* _TEXT EXCERPT_:
<<<<
Example 6: Multiple Conditions (OR)

Keep orders that are either pending or processing:

use Oliverde8\Component\PhpEtl\ChainConfig;
use Oliverde8\Component\PhpEtl\Item\DataItem;
use Oliverde8\Component\PhpEtl\OperationConfig\Extract\CsvExtractConfig;
use Oliverde8\Component\PhpEtl\OperationConfig\Transformer\FilterDataConfig;
use Oliverde8\Component\PhpEtl\OperationConfig\Loader\CsvFileWriterConfig;

$chainConfig = new ChainConfig();
$chainConfig
    ->addLink(new CsvExtractConfig())
    ->addLink(new FilterDataConfig([
        ["expression_language" => [
            "expression" => "rowData.status in ['pending', 'processing']"
        ]]
    ]))
    ->addLink(new CsvFileWriterConfig('active_orders.csv'));

$chainProcessor = $chainBuilder->createChain($chainConfig);
$chainProcessor->process(
    new ArrayIterator([new DataItem('orders.csv')]),
    []
);

Example 7: Pattern Matching with Expression Language

Keep emails from specific domains:

use Oliverde8\Component\PhpEtl\ChainConfig;
use Oliverde8\Component\PhpEtl\Item\DataItem;
use Oliverde8\Component\PhpEtl\OperationConfig\Extract\CsvExtractConfig;
use Oliverde8\Component\PhpEtl\OperationConfig\Transformer\FilterDataConfig;
use Oliverde8\Component\PhpEtl\OperationConfig\Loader\CsvFileWriterConfig;

$chainConfig = new ChainConfig();
$chainConfig
    ->addLink(new CsvExtractConfig())
    ->addLink(new FilterDataConfig([
        ["expression_language" => [
            "expression" => "rowData.email matches '/@(company|partner)\\.com$/'"
        ]]
    ]))
>>>>
* _PROVIDED INFORMATION_:
<<<<
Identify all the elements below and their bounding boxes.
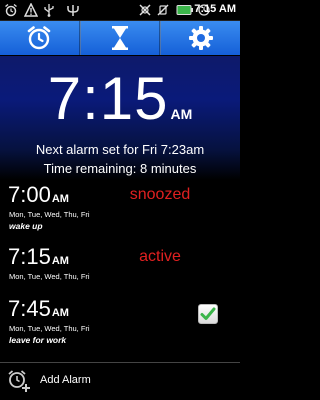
add-alarm-button[interactable]: Add Alarm xyxy=(0,364,240,398)
alarm-days: Mon, Tue, Wed, Thu, Fri xyxy=(9,324,90,333)
alarm-row[interactable]: 7:45AM Mon, Tue, Wed, Thu, Fri leave for… xyxy=(0,296,240,352)
alarm-clock-icon xyxy=(28,26,51,50)
status-time: 7:15 AM xyxy=(194,3,236,15)
alarm-row[interactable]: 7:15AM Mon, Tue, Wed, Thu, Fri active xyxy=(0,244,240,300)
alarm-status: active xyxy=(139,248,181,265)
psi-icon xyxy=(66,2,80,18)
time-remaining-text: Time remaining: 8 minutes xyxy=(43,161,197,176)
add-alarm-icon xyxy=(8,370,30,392)
current-time: 7:15 AM xyxy=(47,65,193,132)
silent-icon xyxy=(156,2,170,18)
alarm-label: leave for work xyxy=(9,335,67,345)
alarm-time: 7:45AM xyxy=(8,296,69,321)
checkmark-icon xyxy=(200,307,216,320)
alarm-row[interactable]: 7:00AM Mon, Tue, Wed, Thu, Fri wake up s… xyxy=(0,182,240,238)
settings-button[interactable] xyxy=(161,21,240,55)
alarm-time: 7:15AM xyxy=(8,244,69,269)
divider xyxy=(0,362,240,363)
battery-icon xyxy=(176,2,194,18)
signal-off-icon xyxy=(138,2,152,18)
alarm-days: Mon, Tue, Wed, Thu, Fri xyxy=(9,210,90,219)
toolbar xyxy=(0,21,240,55)
add-alarm-label: Add Alarm xyxy=(40,374,91,386)
alarm-label: wake up xyxy=(9,221,43,231)
status-bar: 7:15 AM xyxy=(0,0,240,21)
usb-icon xyxy=(42,2,56,18)
hourglass-button[interactable] xyxy=(81,21,160,55)
settings-gear-icon xyxy=(188,26,213,50)
alarm-clock-button[interactable] xyxy=(0,21,79,55)
alarm-time: 7:00AM xyxy=(8,182,69,207)
alarm-status: snoozed xyxy=(129,186,191,203)
next-alarm-text: Next alarm set for Fri 7:23am xyxy=(35,142,205,157)
alarm-icon xyxy=(4,2,18,18)
next-alarm-info: Next alarm set for Fri 7:23am Time remai… xyxy=(0,140,240,178)
alarm-days: Mon, Tue, Wed, Thu, Fri xyxy=(9,272,90,281)
hourglass-icon xyxy=(112,26,128,50)
alarm-enabled-checkbox[interactable] xyxy=(198,304,218,324)
warning-icon xyxy=(24,2,38,18)
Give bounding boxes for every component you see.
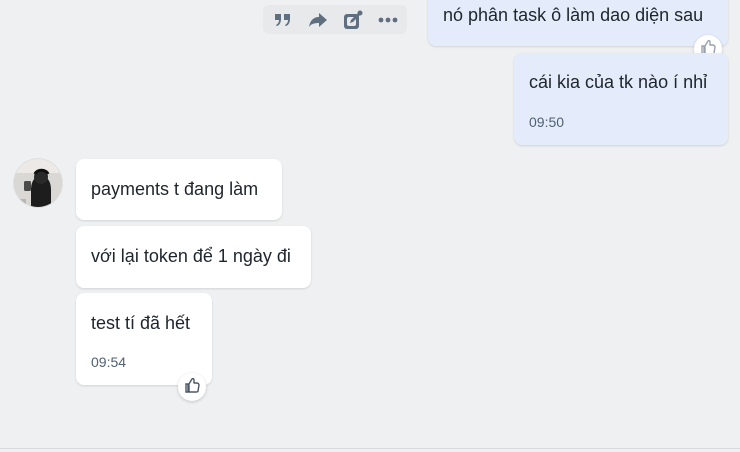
message-text: test tí đã hết [91,313,191,333]
thumbs-up-icon [183,376,201,399]
react-button[interactable] [178,373,206,401]
message-time: 09:54 [91,354,127,370]
received-message-bubble: payments t đang làm [76,159,282,220]
sent-message-bubble: nó phân task ô làm dao diện sau [428,0,728,46]
message-text: nó phân task ô làm dao diện sau [443,5,704,25]
message-actions-toolbar [263,5,407,34]
edit-button[interactable] [339,8,367,32]
edit-icon [342,9,364,31]
message-text: với lại token để 1 ngày đi [91,246,291,266]
more-button[interactable] [374,8,402,32]
sent-message-bubble: cái kia của tk nào í nhỉ 09:50 [514,53,728,145]
chat-view: nó phân task ô làm dao diện sau cái kia … [0,0,740,452]
message-text: cái kia của tk nào í nhỉ [529,72,708,92]
bottom-divider [0,448,740,449]
message-text: payments t đang làm [91,179,259,199]
forward-icon [307,10,329,30]
more-icon [376,10,400,30]
received-message-bubble: test tí đã hết 09:54 [76,293,212,385]
quote-icon [273,10,293,30]
avatar[interactable] [14,159,62,207]
forward-button[interactable] [304,8,332,32]
received-message-bubble: với lại token để 1 ngày đi [76,226,311,288]
quote-button[interactable] [269,8,297,32]
message-time: 09:50 [529,114,565,130]
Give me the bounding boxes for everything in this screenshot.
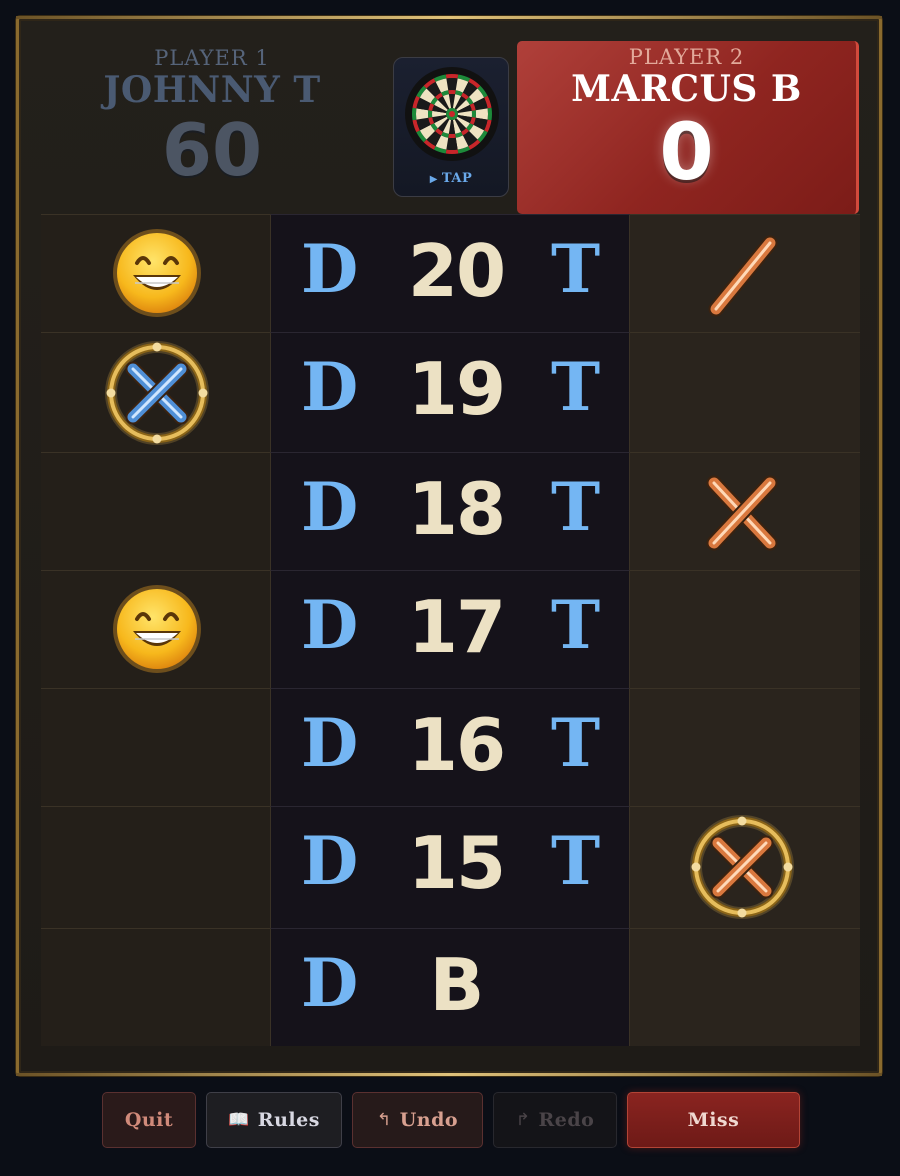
triple-button[interactable]: T — [551, 821, 600, 901]
play-triangle-icon: ▶ — [429, 174, 442, 185]
rules-label: Rules — [257, 1109, 320, 1131]
player2-mark-cell — [630, 806, 860, 928]
redo-label: Redo — [538, 1109, 595, 1131]
player2-mark-cell — [630, 332, 860, 452]
rules-button[interactable]: 📖 Rules — [206, 1092, 342, 1148]
dartboard-segment — [487, 107, 492, 121]
player2-panel: PLAYER 2 MARCUS B 0 — [517, 41, 859, 214]
dartboard-segment — [446, 137, 458, 150]
dartboard-segment — [471, 110, 476, 118]
target-cell: D 17 T — [270, 570, 630, 688]
undo-label: Undo — [399, 1109, 459, 1131]
score-row: D 20 T — [41, 214, 860, 332]
triple-button[interactable]: T — [551, 703, 600, 783]
dartboard-segment — [448, 133, 456, 138]
target-number-button[interactable]: 15 — [381, 821, 531, 905]
target-number-button[interactable]: 17 — [381, 585, 531, 669]
score-row: D 19 T — [41, 332, 860, 452]
player2-mark-cell — [630, 928, 860, 1046]
tap-label: TAP — [441, 171, 473, 186]
tap-label-wrap: ▶ TAP — [394, 171, 508, 186]
triple-button[interactable]: T — [551, 585, 600, 665]
player1-mark-grin-icon — [105, 579, 209, 687]
miss-button[interactable]: Miss — [627, 1092, 800, 1148]
player1-mark-cell — [41, 452, 270, 570]
double-button[interactable]: D — [301, 703, 358, 783]
target-cell: DB — [270, 928, 630, 1046]
score-row: D 15 T — [41, 806, 860, 928]
target-number-button[interactable]: B — [381, 943, 531, 1027]
double-button[interactable]: D — [301, 585, 358, 665]
target-number-button[interactable]: 20 — [381, 229, 531, 313]
double-button[interactable]: D — [301, 229, 358, 309]
dartboard-segment — [412, 107, 417, 121]
player1-label: PLAYER 1 — [154, 46, 270, 70]
score-row: D 18 T — [41, 452, 860, 570]
target-cell: D 16 T — [270, 688, 630, 806]
double-button[interactable]: D — [301, 467, 358, 547]
book-icon: 📖 — [228, 1110, 250, 1130]
player2-mark-x-icon — [690, 461, 794, 569]
dartboard-segment — [446, 78, 458, 91]
dartboard-button[interactable]: ▶ TAP — [393, 57, 509, 197]
double-button[interactable]: D — [301, 347, 358, 427]
player2-name: MARCUS B — [571, 68, 802, 110]
undo-button[interactable]: ↰ Undo — [352, 1092, 483, 1148]
score-row: D 17 T — [41, 570, 860, 688]
player2-mark-single-slash-icon — [690, 223, 794, 331]
double-button[interactable]: D — [301, 821, 358, 901]
player2-score: 0 — [659, 108, 714, 198]
player2-mark-cell — [630, 688, 860, 806]
target-number-button[interactable]: 19 — [381, 347, 531, 431]
player1-mark-cell — [41, 928, 270, 1046]
player1-mark-cell — [41, 806, 270, 928]
player2-mark-cell — [630, 570, 860, 688]
dartboard-segment — [416, 108, 429, 120]
player1-mark-grin-icon — [105, 223, 209, 331]
player1-panel: PLAYER 1 JOHNNY T 60 — [40, 22, 384, 202]
player2-label: PLAYER 2 — [628, 45, 745, 69]
player1-mark-cell — [41, 332, 270, 452]
target-cell: D 15 T — [270, 806, 630, 928]
dartboard-segment — [448, 90, 456, 95]
dartboard-icon — [405, 67, 499, 161]
target-number-button[interactable]: 16 — [381, 703, 531, 787]
dartboard-segment — [445, 74, 459, 79]
player1-mark-cell — [41, 688, 270, 806]
player2-mark-cell — [630, 452, 860, 570]
triple-button[interactable]: T — [551, 229, 600, 309]
player2-mark-cell — [630, 214, 860, 332]
triple-button[interactable]: T — [551, 467, 600, 547]
triple-button[interactable]: T — [551, 347, 600, 427]
player1-mark-circled-x-icon — [105, 341, 209, 449]
redo-arrow-icon: ↱ — [515, 1110, 531, 1130]
target-number-button[interactable]: 18 — [381, 467, 531, 551]
score-row: DB — [41, 928, 860, 1046]
quit-label: Quit — [124, 1109, 174, 1131]
miss-label: Miss — [687, 1109, 740, 1131]
target-cell: D 19 T — [270, 332, 630, 452]
player1-mark-cell — [41, 214, 270, 332]
player1-name: JOHNNY T — [103, 69, 321, 111]
cricket-scoreboard-grid: D 20 T D 19 T D 18 T D 17 T D 16 T D 15 … — [41, 214, 860, 1052]
player1-mark-cell — [41, 570, 270, 688]
quit-button[interactable]: Quit — [102, 1092, 196, 1148]
undo-arrow-icon: ↰ — [376, 1110, 392, 1130]
target-cell: D 18 T — [270, 452, 630, 570]
dartboard-segment — [475, 108, 488, 120]
double-button[interactable]: D — [301, 943, 358, 1023]
dartboard-segment — [445, 149, 459, 154]
target-cell: D 20 T — [270, 214, 630, 332]
player2-mark-circled-x-icon — [690, 815, 794, 923]
score-row: D 16 T — [41, 688, 860, 806]
player1-score: 60 — [161, 108, 263, 192]
dartboard-segment — [428, 110, 433, 118]
redo-button[interactable]: ↱ Redo — [493, 1092, 617, 1148]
>>>>
* _THE PROBLEM_: Write the next part of the PHP ETL filtering guide, picking up right after its final line. The items were taken from a different source than the PHP ETL filtering guide.

* _REPLY_:
    ->addLink(new CsvFileWriterConfig('business_contacts.csv'));

$chainProcessor = $chainBuilder->createChain($chainConfig);
$chainProcessor->process(
    new ArrayIterator([new DataItem('contacts.csv')]),
    []
);

Example 8: Split into Multiple Files

Use ChainSplitConfig with filters to split data into multiple output files:

use Oliverde8\Component\PhpEtl\ChainConfig;
use Oliverde8\Component\PhpEtl\Item\DataItem;
use Oliverde8\Component\PhpEtl\OperationConfig\Extract\CsvExtractConfig;
use Oliverde8\Component\PhpEtl\OperationConfig\Building\ChainSplitConfig;
use Oliverde8\Component\PhpEtl\OperationConfig\Transformer\FilterDataConfig;
use Oliverde8\Component\PhpEtl\OperationConfig\Loader\CsvFileWriterConfig;

// Chain for subscribed customers
$subscribedChain = new ChainConfig();
$subscribedChain
    ->addLink(new FilterDataConfig([
        ["get" => ["field" => "IsSubscribed"]]
    ]))
    ->addLink(new CsvFileWriterConfig('customers-subscribed.csv'));

// Chain for non-subscribed customers
$notSubscribedChain = new ChainConfig();
$notSubscribedChain
    ->addLink(new FilterDataConfig(
        rules: [["get" => ["field" => "IsSubscribed"]]],
        negate: true
    ))
    ->addLink(new CsvFileWriterConfig('customers-not-subscribed.csv'));

// Main chain
$mainChain = new ChainConfig();
$mainChain
    ->addLink(new CsvExtractConfig())
    ->addLink(new ChainSplitConfig()
        ->addSplit($subscribedChain)
        ->addSplit($notSubscribedChain)
    )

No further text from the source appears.